## What you will do
Your task is to output the listing word for word, with pictures excluded.

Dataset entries

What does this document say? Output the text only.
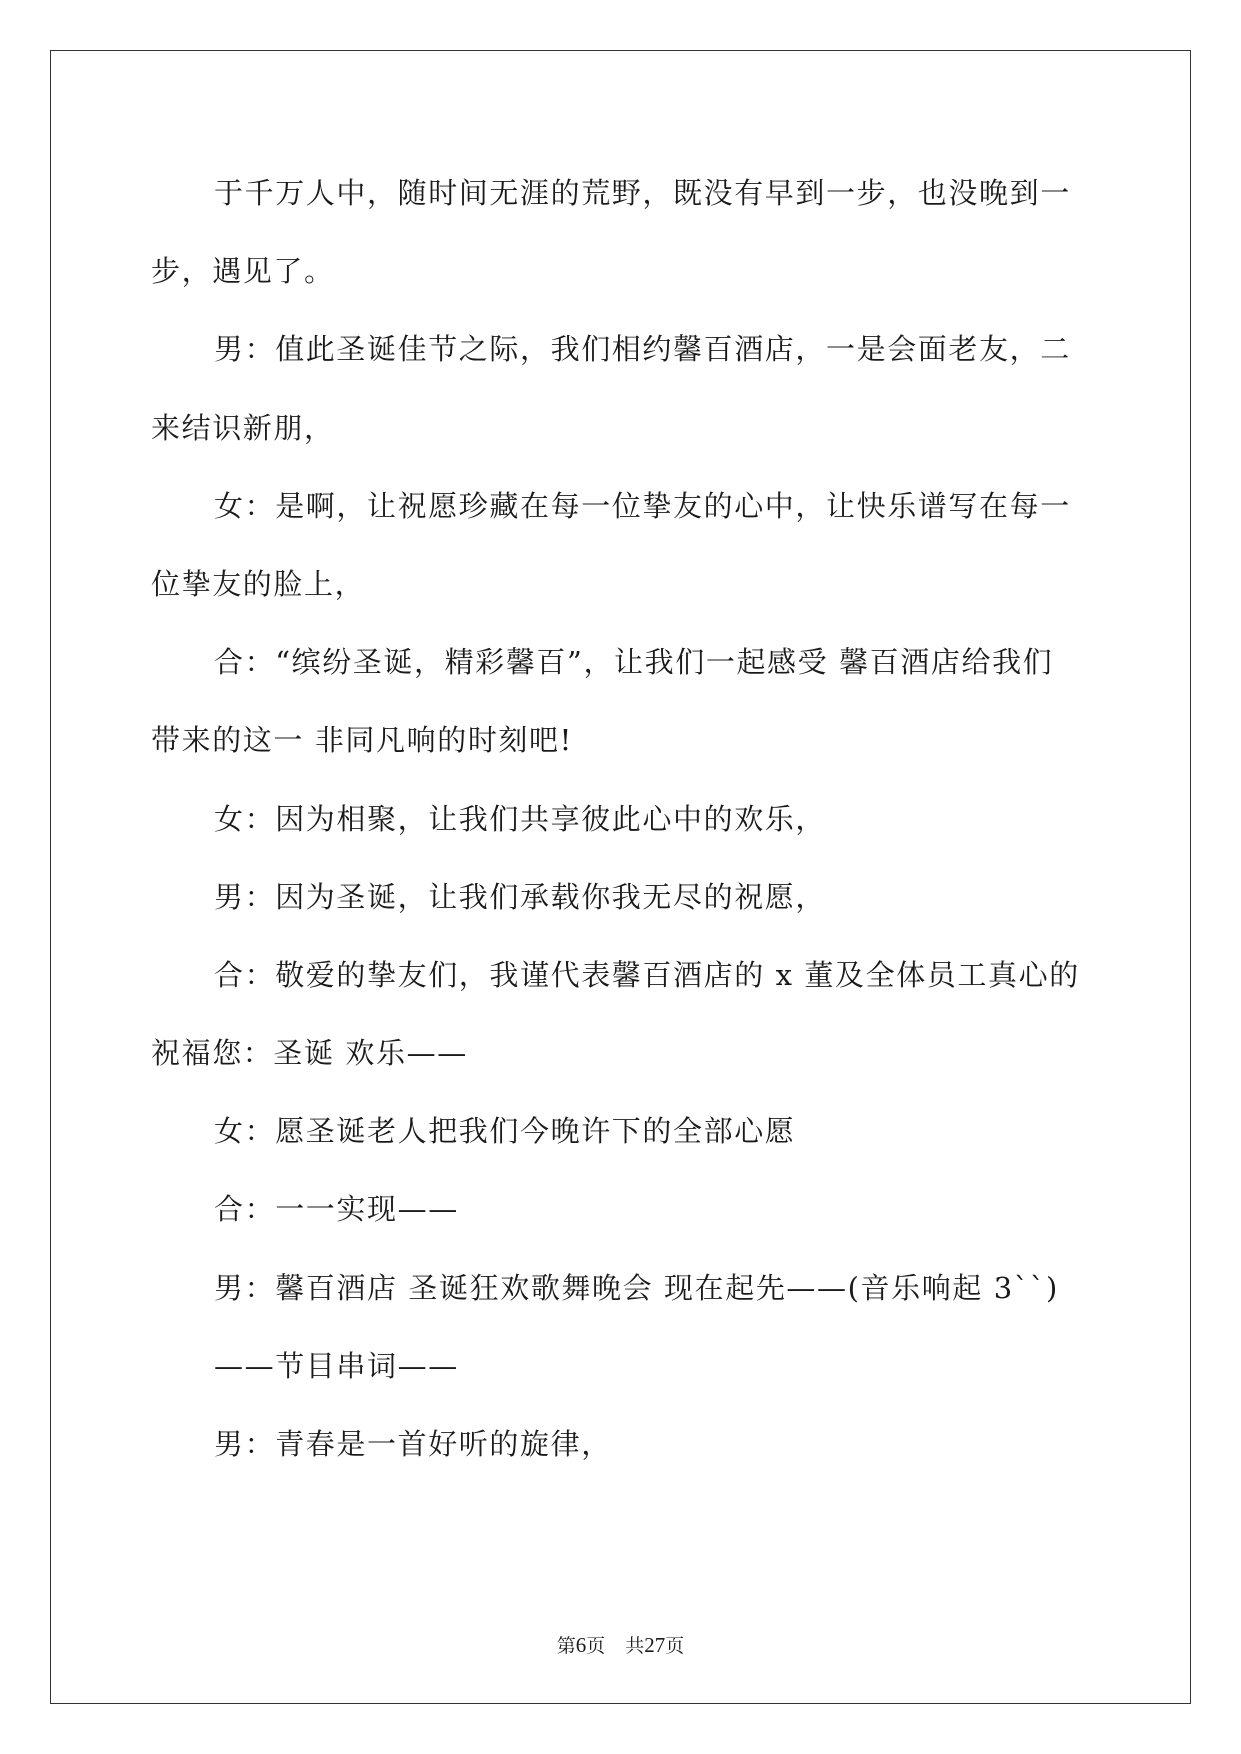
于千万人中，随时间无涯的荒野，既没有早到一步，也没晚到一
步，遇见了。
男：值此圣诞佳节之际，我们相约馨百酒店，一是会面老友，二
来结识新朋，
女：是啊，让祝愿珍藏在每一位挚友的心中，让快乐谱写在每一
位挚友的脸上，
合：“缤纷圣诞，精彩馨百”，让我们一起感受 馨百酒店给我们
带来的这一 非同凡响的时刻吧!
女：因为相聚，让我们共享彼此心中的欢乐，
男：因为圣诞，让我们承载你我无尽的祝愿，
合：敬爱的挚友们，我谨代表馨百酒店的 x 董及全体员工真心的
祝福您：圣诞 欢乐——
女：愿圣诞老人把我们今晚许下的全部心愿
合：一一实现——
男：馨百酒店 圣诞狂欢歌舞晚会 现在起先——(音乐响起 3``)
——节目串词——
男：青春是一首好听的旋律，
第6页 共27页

## Answer for the task
What does this document say? Output the text only.
于千万人中，随时间无涯的荒野，既没有早到一步，也没晚到一
步，遇见了。
男：值此圣诞佳节之际，我们相约馨百酒店，一是会面老友，二
来结识新朋，
女：是啊，让祝愿珍藏在每一位挚友的心中，让快乐谱写在每一
位挚友的脸上，
合：“缤纷圣诞，精彩馨百”，让我们一起感受 馨百酒店给我们
带来的这一 非同凡响的时刻吧!
女：因为相聚，让我们共享彼此心中的欢乐，
男：因为圣诞，让我们承载你我无尽的祝愿，
合：敬爱的挚友们，我谨代表馨百酒店的 x 董及全体员工真心的
祝福您：圣诞 欢乐——
女：愿圣诞老人把我们今晚许下的全部心愿
合：一一实现——
男：馨百酒店 圣诞狂欢歌舞晚会 现在起先——(音乐响起 3``)
——节目串词——
男：青春是一首好听的旋律，
第6页 共27页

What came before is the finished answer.